### Task directions
Note each line that includes the word "социально". Copy those lines.

### Recorded data
---*---
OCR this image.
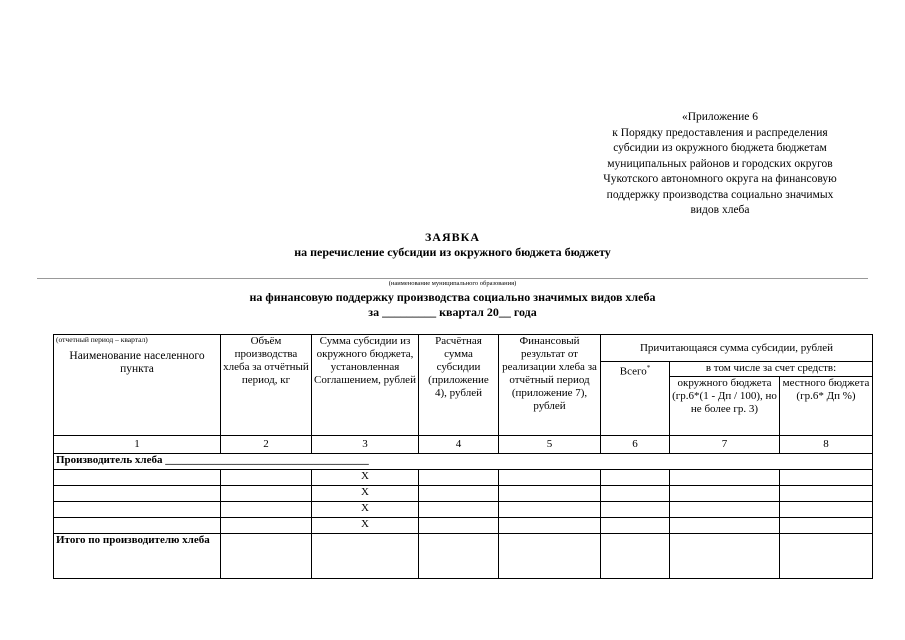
«Приложение 6
к Порядку предоставления и распределения
субсидии из окружного бюджета бюджетам
муниципальных районов и городских округов
Чукотского автономного округа на финансовую
поддержку производства социально значимых
видов хлеба
ЗАЯВКА
на перечисление субсидии из окружного бюджета бюджету
(наименование муниципального образования)
на финансовую поддержку производства социально значимых видов хлеба
за _________ квартал 20__ года
(отчетный период – квартал)
Наименование населенного пункта	Объём производства хлеба за отчётный период, кг	Сумма субсидии из окружного бюджета, установленная Соглашением, рублей	Расчётная сумма субсидии (приложение 4), рублей	Финансовый результат от реализации хлеба за отчётный период (приложение 7), рублей	Причитающаяся сумма субсидии, рублей		
					Всего*	в том числе за счет средств:	
						окружного бюджета (гр.6*(1 - Дп / 100), но не более гр. 3)	местного бюджета (гр.6* Дп %)
1	2	3	4	5	6	7	8
Производитель хлеба _____________________________________							
		Х					
		Х					
		Х					
		Х					
Итого по производителю хлеба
---*---
### Completed exercise
поддержку производства социально значимых
на финансовую поддержку производства социально значимых видов хлеба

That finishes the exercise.